● **PROBLEM DETAILS**
The records below are split into lines. How many of those lines contain the string "screenshot"? Reply with the number only.

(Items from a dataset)
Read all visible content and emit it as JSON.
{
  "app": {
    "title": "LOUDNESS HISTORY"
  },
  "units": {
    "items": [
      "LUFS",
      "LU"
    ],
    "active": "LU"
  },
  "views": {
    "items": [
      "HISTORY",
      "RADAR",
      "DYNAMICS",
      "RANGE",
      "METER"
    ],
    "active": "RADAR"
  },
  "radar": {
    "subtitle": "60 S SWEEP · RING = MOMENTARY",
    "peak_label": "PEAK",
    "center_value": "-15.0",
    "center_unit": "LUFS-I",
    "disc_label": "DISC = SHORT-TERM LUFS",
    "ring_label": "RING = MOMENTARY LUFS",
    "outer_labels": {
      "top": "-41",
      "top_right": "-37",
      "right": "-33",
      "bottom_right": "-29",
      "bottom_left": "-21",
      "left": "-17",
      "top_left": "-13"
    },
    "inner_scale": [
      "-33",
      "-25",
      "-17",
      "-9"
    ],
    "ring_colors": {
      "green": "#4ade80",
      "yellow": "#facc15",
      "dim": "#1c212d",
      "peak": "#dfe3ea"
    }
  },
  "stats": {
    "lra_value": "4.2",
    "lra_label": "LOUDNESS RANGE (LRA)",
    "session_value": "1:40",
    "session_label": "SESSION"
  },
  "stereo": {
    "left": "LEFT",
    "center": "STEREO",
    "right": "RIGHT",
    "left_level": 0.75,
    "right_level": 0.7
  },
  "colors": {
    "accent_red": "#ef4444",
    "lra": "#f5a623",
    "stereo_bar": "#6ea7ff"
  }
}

...

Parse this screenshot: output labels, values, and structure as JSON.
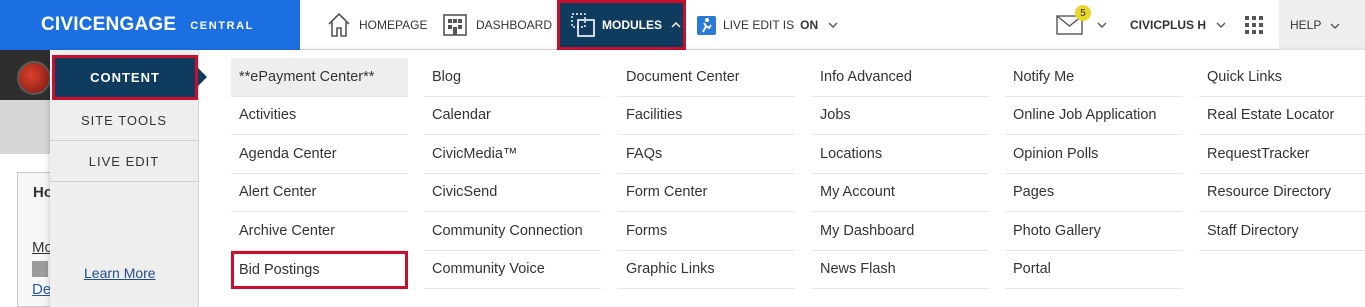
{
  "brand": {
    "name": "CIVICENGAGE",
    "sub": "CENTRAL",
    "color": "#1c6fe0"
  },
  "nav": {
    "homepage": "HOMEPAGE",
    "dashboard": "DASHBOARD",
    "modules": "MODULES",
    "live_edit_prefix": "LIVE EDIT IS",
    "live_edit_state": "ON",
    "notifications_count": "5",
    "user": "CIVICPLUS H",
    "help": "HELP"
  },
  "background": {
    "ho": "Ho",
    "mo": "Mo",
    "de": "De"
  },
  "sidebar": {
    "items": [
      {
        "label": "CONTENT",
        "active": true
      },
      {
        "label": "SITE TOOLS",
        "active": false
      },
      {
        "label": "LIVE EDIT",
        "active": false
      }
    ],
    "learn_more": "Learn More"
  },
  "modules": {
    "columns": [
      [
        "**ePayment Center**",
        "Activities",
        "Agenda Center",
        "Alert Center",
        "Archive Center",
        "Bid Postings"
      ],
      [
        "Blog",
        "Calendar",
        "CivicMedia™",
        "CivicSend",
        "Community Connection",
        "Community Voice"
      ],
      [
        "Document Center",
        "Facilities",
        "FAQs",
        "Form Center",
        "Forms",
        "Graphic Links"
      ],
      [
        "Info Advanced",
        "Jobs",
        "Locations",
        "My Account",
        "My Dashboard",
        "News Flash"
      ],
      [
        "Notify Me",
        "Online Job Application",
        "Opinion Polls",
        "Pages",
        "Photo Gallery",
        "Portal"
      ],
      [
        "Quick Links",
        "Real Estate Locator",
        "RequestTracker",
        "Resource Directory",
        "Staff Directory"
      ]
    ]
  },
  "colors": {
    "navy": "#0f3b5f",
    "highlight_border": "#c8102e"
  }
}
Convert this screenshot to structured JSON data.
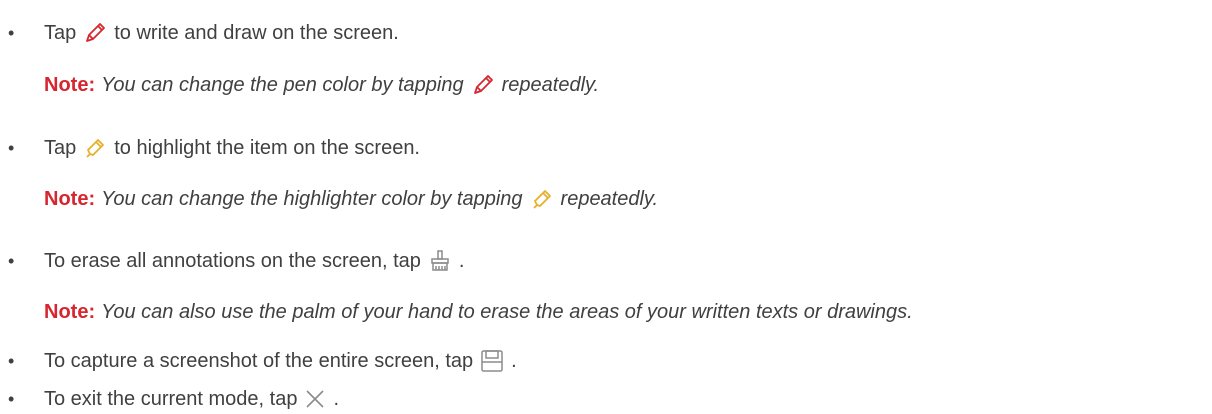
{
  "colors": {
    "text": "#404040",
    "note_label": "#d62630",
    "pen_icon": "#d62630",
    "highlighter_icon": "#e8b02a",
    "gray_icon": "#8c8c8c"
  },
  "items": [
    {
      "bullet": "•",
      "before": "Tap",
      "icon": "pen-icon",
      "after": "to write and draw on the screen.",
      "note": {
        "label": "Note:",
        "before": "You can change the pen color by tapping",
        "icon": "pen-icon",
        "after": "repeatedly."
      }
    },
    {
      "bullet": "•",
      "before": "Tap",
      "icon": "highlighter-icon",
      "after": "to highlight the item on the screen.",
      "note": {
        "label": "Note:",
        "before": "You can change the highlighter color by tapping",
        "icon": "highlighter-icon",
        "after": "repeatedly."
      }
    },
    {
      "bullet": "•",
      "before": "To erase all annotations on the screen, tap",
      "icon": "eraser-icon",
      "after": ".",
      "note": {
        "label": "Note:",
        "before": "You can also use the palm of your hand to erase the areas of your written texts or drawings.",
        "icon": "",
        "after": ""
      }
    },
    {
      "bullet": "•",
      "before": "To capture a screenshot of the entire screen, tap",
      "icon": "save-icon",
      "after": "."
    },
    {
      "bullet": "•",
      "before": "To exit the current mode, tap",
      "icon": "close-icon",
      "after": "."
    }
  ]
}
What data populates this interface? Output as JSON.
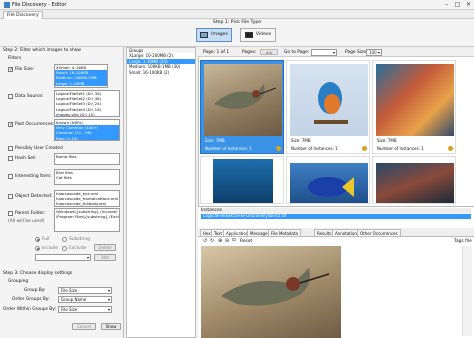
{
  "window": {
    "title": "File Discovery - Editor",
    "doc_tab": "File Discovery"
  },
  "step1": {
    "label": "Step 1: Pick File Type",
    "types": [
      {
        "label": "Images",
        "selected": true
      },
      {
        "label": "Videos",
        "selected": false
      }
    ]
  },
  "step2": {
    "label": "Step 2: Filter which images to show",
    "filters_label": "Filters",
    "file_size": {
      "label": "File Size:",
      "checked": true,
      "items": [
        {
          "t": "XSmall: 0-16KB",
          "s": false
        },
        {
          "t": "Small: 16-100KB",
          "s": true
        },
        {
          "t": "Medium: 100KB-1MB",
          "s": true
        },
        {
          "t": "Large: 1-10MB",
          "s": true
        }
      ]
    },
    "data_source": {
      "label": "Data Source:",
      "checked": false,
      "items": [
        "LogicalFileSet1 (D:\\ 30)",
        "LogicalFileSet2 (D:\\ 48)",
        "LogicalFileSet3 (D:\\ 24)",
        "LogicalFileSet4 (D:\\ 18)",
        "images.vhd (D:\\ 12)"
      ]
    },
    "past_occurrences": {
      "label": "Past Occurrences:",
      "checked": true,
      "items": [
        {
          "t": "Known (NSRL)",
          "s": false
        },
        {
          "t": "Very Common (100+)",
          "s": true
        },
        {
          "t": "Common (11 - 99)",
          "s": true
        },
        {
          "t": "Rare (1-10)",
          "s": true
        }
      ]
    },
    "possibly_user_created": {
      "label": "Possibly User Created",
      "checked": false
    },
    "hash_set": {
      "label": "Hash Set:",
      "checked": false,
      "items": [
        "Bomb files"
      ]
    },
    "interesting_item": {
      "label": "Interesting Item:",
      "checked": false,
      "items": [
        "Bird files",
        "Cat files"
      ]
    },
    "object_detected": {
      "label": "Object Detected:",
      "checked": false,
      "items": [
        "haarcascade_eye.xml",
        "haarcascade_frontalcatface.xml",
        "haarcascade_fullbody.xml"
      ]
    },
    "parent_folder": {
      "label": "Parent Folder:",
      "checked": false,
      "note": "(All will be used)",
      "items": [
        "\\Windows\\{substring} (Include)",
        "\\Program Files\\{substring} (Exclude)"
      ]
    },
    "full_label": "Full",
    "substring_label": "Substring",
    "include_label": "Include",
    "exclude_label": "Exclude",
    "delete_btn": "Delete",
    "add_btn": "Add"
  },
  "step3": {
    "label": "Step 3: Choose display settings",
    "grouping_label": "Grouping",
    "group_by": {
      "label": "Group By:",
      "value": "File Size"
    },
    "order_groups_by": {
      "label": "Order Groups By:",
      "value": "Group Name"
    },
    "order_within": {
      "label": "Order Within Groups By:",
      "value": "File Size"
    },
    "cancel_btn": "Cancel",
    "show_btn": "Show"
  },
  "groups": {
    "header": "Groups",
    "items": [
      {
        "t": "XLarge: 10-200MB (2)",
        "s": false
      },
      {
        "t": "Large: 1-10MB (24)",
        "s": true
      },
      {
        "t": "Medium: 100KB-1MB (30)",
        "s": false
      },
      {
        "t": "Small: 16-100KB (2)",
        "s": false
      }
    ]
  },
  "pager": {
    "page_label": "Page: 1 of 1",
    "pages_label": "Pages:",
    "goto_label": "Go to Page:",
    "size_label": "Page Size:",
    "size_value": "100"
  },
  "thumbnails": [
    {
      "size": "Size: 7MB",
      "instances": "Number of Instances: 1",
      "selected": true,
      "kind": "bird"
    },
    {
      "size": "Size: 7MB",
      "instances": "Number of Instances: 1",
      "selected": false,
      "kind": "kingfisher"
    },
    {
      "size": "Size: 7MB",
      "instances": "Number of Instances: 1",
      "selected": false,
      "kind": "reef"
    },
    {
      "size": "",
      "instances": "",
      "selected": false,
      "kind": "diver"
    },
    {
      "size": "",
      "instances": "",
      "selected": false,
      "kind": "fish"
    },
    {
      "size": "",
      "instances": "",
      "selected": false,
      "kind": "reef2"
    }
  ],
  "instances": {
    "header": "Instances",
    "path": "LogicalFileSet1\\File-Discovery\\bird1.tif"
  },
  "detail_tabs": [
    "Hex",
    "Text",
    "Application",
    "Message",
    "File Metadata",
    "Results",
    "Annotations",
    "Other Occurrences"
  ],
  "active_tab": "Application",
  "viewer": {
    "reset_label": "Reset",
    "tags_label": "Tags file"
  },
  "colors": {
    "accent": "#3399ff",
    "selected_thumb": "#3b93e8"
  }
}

● **ANSWER TO THE PROBLEM**
3